WHAT TO WORK ON
Exactly repeat the material, dropping every picture from the copy.

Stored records
------

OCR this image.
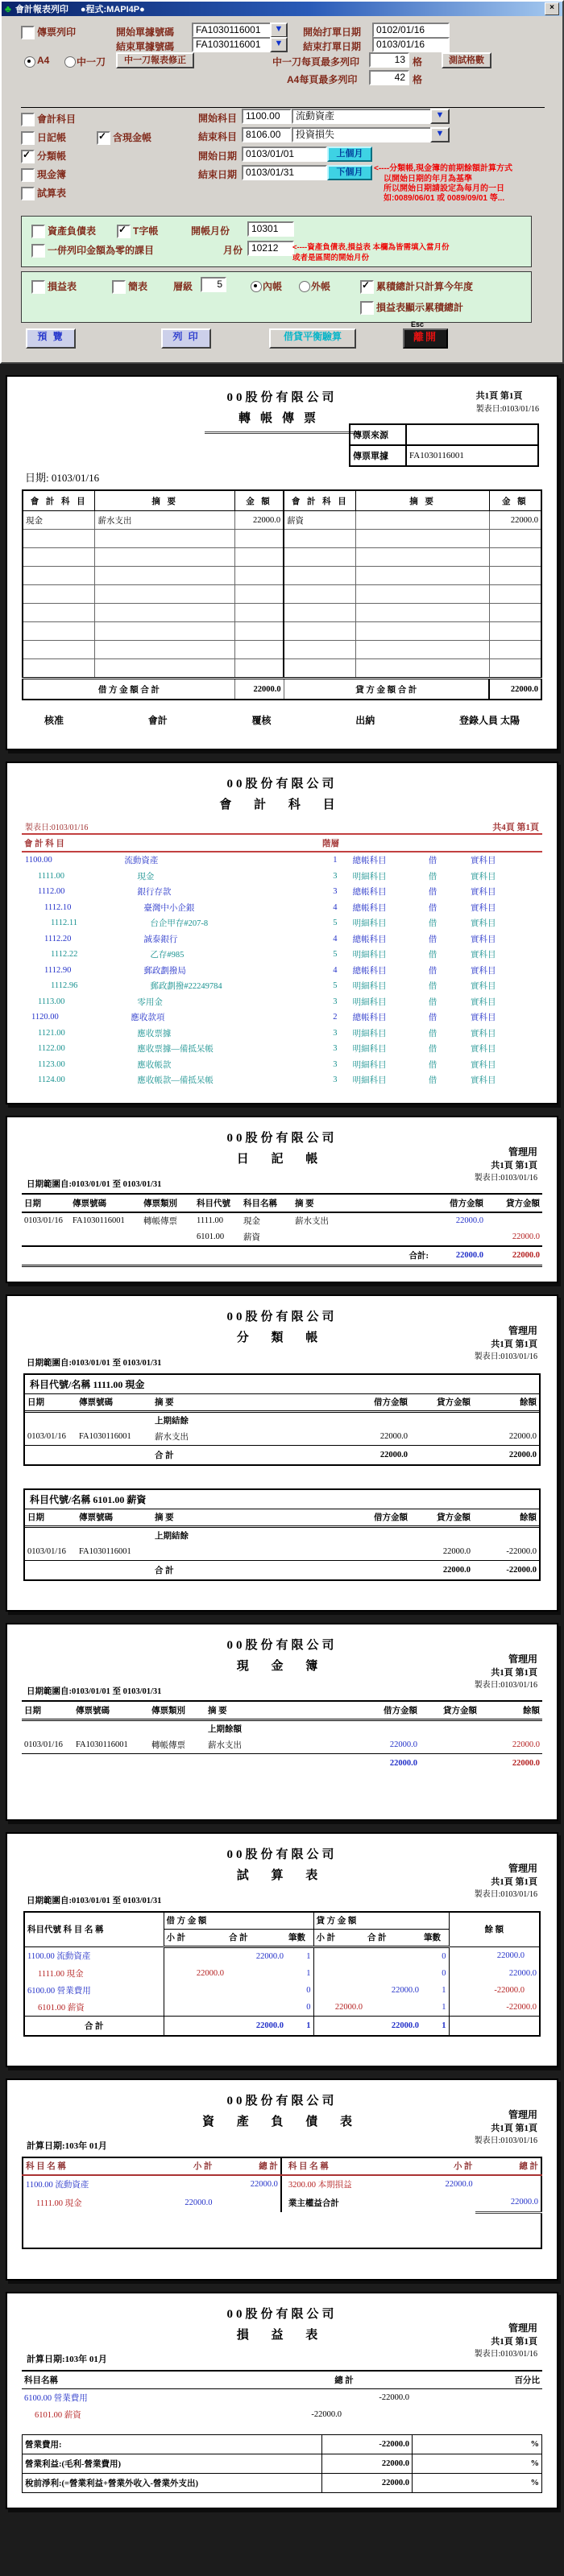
♣ 會計報表列印 ●程式:MAPI4P●	×
傳票列印	開始單據號碼	FA1030116001	▼	開始打單日期	0102/01/16
結束單據號碼	FA1030116001	▼	結束打單日期	0103/01/16
A4	中一刀	中一刀報表修正	中一刀每頁最多列印	13 格	測試格數
A4每頁最多列印	42 格
會計科目
日記帳 ✓	含現金帳
✓
分類帳
現金簿
試算表
開始科目 1100.00	流動資產	▼
結束科目 8106.00	投資損失	▼
開始日期 0103/01/01	上個月
結束日期 0103/01/31	下個月	<----分類帳,現金簿的前期餘額計算方式
以開始日期的年月為基準
所以開始日期請設定為每月的一日
如:0089/06/01 或 0089/09/01 等...
資產負債表 ✓	T字帳	開帳月份	10301
一併列印金額為零的課目	月份 10212	<----資產負債表,損益表 本欄為皆需填入當月份
或者是區間的開始月份
損益表	簡表	層級	5	內帳	外帳 ✓	累積總計只計算今年度
損益表顯示累積總計
Esc
預 覽	列 印	借貸平衡驗算	離開
00股份有限公司
轉帳傳票
共1頁 第1頁
製表日:0103/01/16
傳票來源	
傳票單據	FA1030116001
日期: 0103/01/16
會 計 科 目	摘 要	金 額	會 計 科 目	摘 要	金 額
現金	薪水支出	22000.0	薪資		22000.0

借 方 金 額 合 計		22000.0	貸 方 金 額 合 計		22000.0
核准	會計	覆核	出納	登錄人員 太陽
00股份有限公司
會 計 科 目
製表日:0103/01/16	共4頁 第1頁
會 計 科 目		階層			
1100.00	流動資產	1	總帳科目	借	實科目
1111.00	現金	3	明細科目	借	實科目
1112.00	銀行存款	3	總帳科目	借	實科目
1112.10	臺灣中小企銀	4	總帳科目	借	實科目
1112.11	台企甲存#207-8	5	明細科目	借	實科目
1112.20	誠泰銀行	4	總帳科目	借	實科目
1112.22	乙存#985	5	明細科目	借	實科目
1112.90	郵政劃撥局	4	總帳科目	借	實科目
1112.96	郵政劃撥#22249784	5	明細科目	借	實科目
1113.00	零用金	3	明細科目	借	實科目
1120.00	應收款項	2	總帳科目	借	實科目
1121.00	應收票據	3	明細科目	借	實科目
1122.00	應收票據—備抵呆帳	3	明細科目	借	實科目
1123.00	應收帳款	3	明細科目	借	實科目
1124.00	應收帳款—備抵呆帳	3	明細科目	借	實科目
00股份有限公司
日 記 帳
管理用
共1頁 第1頁
製表日:0103/01/16
日期範圍自:0103/01/01 至 0103/01/31
日期	傳票號碼	傳票類別	科目代號	科目名稱	摘 要	借方金額	貸方金額
0103/01/16	FA1030116001	轉帳傳票	1111.00	現金	薪水支出	22000.0	
			6101.00	薪資			22000.0
合計:						22000.0	22000.0
00股份有限公司
分 類 帳
管理用
共1頁 第1頁
製表日:0103/01/16
日期範圍自:0103/01/01 至 0103/01/31
科目代號/名稱 1111.00 現金
日期	傳票號碼	摘 要	借方金額	貸方金額	餘額
		上期結餘			
0103/01/16	FA1030116001	薪水支出	22000.0		22000.0
		合 計	22000.0		22000.0
科目代號/名稱 6101.00 薪資
日期	傳票號碼	摘 要	借方金額	貸方金額	餘額
		上期結餘			
0103/01/16	FA1030116001			22000.0	-22000.0
		合 計		22000.0	-22000.0
00股份有限公司
現 金 簿
管理用
共1頁 第1頁
製表日:0103/01/16
日期範圍自:0103/01/01 至 0103/01/31
日期	傳票號碼	傳票類別	摘 要	借方金額	貸方金額	餘額
			上期餘額			
0103/01/16	FA1030116001	轉帳傳票	薪水支出	22000.0		22000.0
				22000.0		22000.0
00股份有限公司
試 算 表
管理用
共1頁 第1頁
製表日:0103/01/16
日期範圍自:0103/01/01 至 0103/01/31
科目代號 科 目 名 稱	借 方 金 額			貸 方 金 額			餘 額
	小 計	合 計	筆數	小 計	合 計	筆數	
1100.00 流動資產		22000.0	1			0	22000.0
1111.00 現金	22000.0		1			0	22000.0
6100.00 營業費用			0		22000.0	1	-22000.0
6101.00 薪資			0	22000.0		1	-22000.0
合 計		22000.0	1		22000.0	1	
00股份有限公司
資 產 負 債 表
管理用
共1頁 第1頁
製表日:0103/01/16
計算日期:103年 01月
科 目 名 稱	小 計	總 計	科 目 名 稱	小 計	總 計
1100.00 流動資產		22000.0	3200.00 本期損益	22000.0	
1111.00 現金	22000.0		業主權益合計		22000.0

00股份有限公司
損 益 表
管理用
共1頁 第1頁
製表日:0103/01/16
計算日期:103年 01月
科目名稱	總 計		百分比
6100.00 營業費用		-22000.0	
6101.00 薪資	-22000.0		
營業費用:	-22000.0	%
營業利益:(毛利-營業費用)	22000.0	%
稅前淨利:(=營業利益+營業外收入-營業外支出)	22000.0	%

------

TASK ANSWER
OCR this image.
♣ 會計報表列印 ●程式:MAPI4P●	×
傳票列印	開始單據號碼	FA1030116001	▼	開始打單日期	0102/01/16
結束單據號碼	FA1030116001	▼	結束打單日期	0103/01/16
A4	中一刀	中一刀報表修正	中一刀每頁最多列印	13 格	測試格數
A4每頁最多列印	42 格
會計科目
日記帳 ✓	含現金帳
✓
分類帳
現金簿
試算表
開始科目 1100.00	流動資產	▼
結束科目 8106.00	投資損失	▼
開始日期 0103/01/01	上個月
結束日期 0103/01/31	下個月	<----分類帳,現金簿的前期餘額計算方式
以開始日期的年月為基準
所以開始日期請設定為每月的一日
如:0089/06/01 或 0089/09/01 等...
資產負債表 ✓	T字帳	開帳月份	10301
一併列印金額為零的課目	月份 10212	<----資產負債表,損益表 本欄為皆需填入當月份
或者是區間的開始月份
損益表	簡表	層級	5	內帳	外帳 ✓	累積總計只計算今年度
損益表顯示累積總計
Esc
預 覽	列 印	借貸平衡驗算	離開
00股份有限公司
轉帳傳票
共1頁 第1頁
製表日:0103/01/16
傳票來源	
傳票單據	FA1030116001
日期: 0103/01/16
會 計 科 目	摘 要	金 額	會 計 科 目	摘 要	金 額
現金	薪水支出	22000.0	薪資		22000.0

借 方 金 額 合 計		22000.0	貸 方 金 額 合 計		22000.0
核准	會計	覆核	出納	登錄人員 太陽
00股份有限公司
會 計 科 目
製表日:0103/01/16	共4頁 第1頁
會 計 科 目		階層			
1100.00	流動資產	1	總帳科目	借	實科目
1111.00	現金	3	明細科目	借	實科目
1112.00	銀行存款	3	總帳科目	借	實科目
1112.10	臺灣中小企銀	4	總帳科目	借	實科目
1112.11	台企甲存#207-8	5	明細科目	借	實科目
1112.20	誠泰銀行	4	總帳科目	借	實科目
1112.22	乙存#985	5	明細科目	借	實科目
1112.90	郵政劃撥局	4	總帳科目	借	實科目
1112.96	郵政劃撥#22249784	5	明細科目	借	實科目
1113.00	零用金	3	明細科目	借	實科目
1120.00	應收款項	2	總帳科目	借	實科目
1121.00	應收票據	3	明細科目	借	實科目
1122.00	應收票據—備抵呆帳	3	明細科目	借	實科目
1123.00	應收帳款	3	明細科目	借	實科目
1124.00	應收帳款—備抵呆帳	3	明細科目	借	實科目
00股份有限公司
日 記 帳
管理用
共1頁 第1頁
製表日:0103/01/16
日期範圍自:0103/01/01 至 0103/01/31
日期	傳票號碼	傳票類別	科目代號	科目名稱	摘 要	借方金額	貸方金額
0103/01/16	FA1030116001	轉帳傳票	1111.00	現金	薪水支出	22000.0	
			6101.00	薪資			22000.0
合計:						22000.0	22000.0
00股份有限公司
分 類 帳
管理用
共1頁 第1頁
製表日:0103/01/16
日期範圍自:0103/01/01 至 0103/01/31
科目代號/名稱 1111.00 現金
日期	傳票號碼	摘 要	借方金額	貸方金額	餘額
		上期結餘			
0103/01/16	FA1030116001	薪水支出	22000.0		22000.0
		合 計	22000.0		22000.0
科目代號/名稱 6101.00 薪資
日期	傳票號碼	摘 要	借方金額	貸方金額	餘額
		上期結餘			
0103/01/16	FA1030116001			22000.0	-22000.0
		合 計		22000.0	-22000.0
00股份有限公司
現 金 簿
管理用
共1頁 第1頁
製表日:0103/01/16
日期範圍自:0103/01/01 至 0103/01/31
日期	傳票號碼	傳票類別	摘 要	借方金額	貸方金額	餘額
			上期餘額			
0103/01/16	FA1030116001	轉帳傳票	薪水支出	22000.0		22000.0
				22000.0		22000.0
00股份有限公司
試 算 表
管理用
共1頁 第1頁
製表日:0103/01/16
日期範圍自:0103/01/01 至 0103/01/31
科目代號 科 目 名 稱	借 方 金 額			貸 方 金 額			餘 額
	小 計	合 計	筆數	小 計	合 計	筆數	
1100.00 流動資產		22000.0	1			0	22000.0
1111.00 現金	22000.0		1			0	22000.0
6100.00 營業費用			0		22000.0	1	-22000.0
6101.00 薪資			0	22000.0		1	-22000.0
合 計		22000.0	1		22000.0	1	
00股份有限公司
資 產 負 債 表
管理用
共1頁 第1頁
製表日:0103/01/16
計算日期:103年 01月
科 目 名 稱	小 計	總 計	科 目 名 稱	小 計	總 計
1100.00 流動資產		22000.0	3200.00 本期損益	22000.0	
1111.00 現金	22000.0		業主權益合計		22000.0

00股份有限公司
損 益 表
管理用
共1頁 第1頁
製表日:0103/01/16
計算日期:103年 01月
科目名稱	總 計		百分比
6100.00 營業費用		-22000.0	
6101.00 薪資	-22000.0		
營業費用:	-22000.0	%
營業利益:(毛利-營業費用)	22000.0	%
稅前淨利:(=營業利益+營業外收入-營業外支出)	22000.0	%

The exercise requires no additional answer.